Read through the records below and copy each line that uses the word "Fonctionnement".

• [Input for this task]:
____
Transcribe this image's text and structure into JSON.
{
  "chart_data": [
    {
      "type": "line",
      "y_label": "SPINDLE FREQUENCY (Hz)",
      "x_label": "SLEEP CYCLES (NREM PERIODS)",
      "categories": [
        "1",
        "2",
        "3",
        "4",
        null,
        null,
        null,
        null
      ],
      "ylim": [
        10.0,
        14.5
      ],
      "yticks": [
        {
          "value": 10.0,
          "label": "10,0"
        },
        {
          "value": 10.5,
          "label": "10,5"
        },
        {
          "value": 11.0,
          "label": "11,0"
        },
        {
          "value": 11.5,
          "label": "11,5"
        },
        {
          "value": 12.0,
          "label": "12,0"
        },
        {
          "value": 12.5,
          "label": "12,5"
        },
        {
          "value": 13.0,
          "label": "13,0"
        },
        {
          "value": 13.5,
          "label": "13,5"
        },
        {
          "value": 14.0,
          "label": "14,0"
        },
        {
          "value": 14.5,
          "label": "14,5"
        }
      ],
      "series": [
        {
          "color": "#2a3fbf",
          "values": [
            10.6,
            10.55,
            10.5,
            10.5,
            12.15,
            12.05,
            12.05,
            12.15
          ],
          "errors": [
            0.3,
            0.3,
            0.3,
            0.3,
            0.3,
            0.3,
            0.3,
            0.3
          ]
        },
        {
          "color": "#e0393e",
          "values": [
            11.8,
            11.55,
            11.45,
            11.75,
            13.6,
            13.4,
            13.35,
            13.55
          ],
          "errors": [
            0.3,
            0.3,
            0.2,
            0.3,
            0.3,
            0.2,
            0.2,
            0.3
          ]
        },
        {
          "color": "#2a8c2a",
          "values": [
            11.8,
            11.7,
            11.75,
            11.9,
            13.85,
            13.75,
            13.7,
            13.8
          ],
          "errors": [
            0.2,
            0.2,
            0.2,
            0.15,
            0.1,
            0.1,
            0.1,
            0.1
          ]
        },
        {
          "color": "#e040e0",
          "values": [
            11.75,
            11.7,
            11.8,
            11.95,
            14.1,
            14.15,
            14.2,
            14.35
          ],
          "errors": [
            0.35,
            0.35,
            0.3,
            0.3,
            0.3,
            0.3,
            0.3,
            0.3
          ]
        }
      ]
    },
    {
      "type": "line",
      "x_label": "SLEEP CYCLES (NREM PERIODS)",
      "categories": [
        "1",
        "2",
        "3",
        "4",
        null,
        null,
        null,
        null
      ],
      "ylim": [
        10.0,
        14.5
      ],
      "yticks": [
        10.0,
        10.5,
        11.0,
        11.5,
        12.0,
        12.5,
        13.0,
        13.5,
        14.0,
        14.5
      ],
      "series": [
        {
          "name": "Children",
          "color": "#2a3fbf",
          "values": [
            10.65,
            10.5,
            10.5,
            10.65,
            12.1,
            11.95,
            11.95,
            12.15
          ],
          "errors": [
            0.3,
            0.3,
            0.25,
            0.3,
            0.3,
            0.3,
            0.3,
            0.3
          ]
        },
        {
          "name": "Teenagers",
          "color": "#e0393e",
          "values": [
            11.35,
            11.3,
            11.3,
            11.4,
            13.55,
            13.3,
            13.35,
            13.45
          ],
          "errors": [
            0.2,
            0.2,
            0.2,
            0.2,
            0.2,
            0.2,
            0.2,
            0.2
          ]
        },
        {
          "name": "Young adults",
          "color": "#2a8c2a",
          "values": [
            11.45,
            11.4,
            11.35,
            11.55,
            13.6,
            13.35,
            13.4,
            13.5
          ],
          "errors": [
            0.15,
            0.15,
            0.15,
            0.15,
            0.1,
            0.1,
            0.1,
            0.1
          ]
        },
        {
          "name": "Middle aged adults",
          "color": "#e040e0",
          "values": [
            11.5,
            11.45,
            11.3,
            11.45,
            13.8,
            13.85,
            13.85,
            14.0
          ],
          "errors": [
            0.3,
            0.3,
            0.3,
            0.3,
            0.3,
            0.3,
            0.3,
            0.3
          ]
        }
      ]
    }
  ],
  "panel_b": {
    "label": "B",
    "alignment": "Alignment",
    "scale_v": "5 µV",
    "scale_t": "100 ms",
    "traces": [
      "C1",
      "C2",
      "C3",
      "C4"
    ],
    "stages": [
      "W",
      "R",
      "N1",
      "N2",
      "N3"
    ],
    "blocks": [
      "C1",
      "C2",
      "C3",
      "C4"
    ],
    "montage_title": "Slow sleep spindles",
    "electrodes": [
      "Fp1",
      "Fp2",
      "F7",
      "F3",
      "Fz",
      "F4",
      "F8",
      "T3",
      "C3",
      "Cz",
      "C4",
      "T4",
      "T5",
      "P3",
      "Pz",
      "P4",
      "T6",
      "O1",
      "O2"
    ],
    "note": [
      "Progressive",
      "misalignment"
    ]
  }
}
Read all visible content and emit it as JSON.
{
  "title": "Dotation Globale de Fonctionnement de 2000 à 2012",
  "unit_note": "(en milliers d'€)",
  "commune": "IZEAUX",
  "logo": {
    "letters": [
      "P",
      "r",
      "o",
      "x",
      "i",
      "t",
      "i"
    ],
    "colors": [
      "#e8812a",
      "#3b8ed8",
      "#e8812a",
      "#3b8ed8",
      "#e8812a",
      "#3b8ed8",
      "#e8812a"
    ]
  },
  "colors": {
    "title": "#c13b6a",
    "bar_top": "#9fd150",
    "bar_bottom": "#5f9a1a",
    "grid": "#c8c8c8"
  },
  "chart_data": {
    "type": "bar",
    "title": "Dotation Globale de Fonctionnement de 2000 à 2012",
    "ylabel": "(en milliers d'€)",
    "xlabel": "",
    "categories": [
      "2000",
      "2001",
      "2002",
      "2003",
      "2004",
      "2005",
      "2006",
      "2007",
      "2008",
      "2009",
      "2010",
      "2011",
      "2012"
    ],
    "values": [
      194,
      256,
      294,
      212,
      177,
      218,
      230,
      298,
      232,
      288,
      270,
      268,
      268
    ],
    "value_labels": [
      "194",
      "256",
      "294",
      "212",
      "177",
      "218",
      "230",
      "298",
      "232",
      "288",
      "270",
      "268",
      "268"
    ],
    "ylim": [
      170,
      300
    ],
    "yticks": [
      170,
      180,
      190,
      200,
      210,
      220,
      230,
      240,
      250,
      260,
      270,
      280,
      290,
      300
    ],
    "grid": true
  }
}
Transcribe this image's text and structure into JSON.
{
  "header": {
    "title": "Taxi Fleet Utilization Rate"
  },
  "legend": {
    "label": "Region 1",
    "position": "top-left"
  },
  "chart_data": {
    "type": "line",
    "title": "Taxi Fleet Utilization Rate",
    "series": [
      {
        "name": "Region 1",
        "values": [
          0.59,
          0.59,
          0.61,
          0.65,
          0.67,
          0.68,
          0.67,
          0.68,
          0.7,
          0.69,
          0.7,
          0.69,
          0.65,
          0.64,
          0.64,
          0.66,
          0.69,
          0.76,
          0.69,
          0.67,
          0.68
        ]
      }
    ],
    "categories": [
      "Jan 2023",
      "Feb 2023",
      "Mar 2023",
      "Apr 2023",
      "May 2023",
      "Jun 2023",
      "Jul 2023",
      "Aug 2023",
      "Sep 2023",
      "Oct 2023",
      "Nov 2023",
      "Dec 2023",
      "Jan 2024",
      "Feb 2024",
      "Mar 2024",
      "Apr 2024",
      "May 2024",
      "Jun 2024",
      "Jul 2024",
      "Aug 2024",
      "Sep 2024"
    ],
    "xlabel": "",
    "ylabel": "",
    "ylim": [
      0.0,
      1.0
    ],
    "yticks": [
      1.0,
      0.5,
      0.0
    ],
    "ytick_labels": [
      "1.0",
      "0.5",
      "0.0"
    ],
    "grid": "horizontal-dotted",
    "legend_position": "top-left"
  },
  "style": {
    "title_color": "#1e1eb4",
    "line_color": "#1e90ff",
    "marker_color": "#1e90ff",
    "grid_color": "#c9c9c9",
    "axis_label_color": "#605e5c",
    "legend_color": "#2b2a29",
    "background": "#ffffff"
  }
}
____
• [Answer to this exercise]:
  "title": "Dotation Globale de Fonctionnement de 2000 à 2012",
    "title": "Dotation Globale de Fonctionnement de 2000 à 2012",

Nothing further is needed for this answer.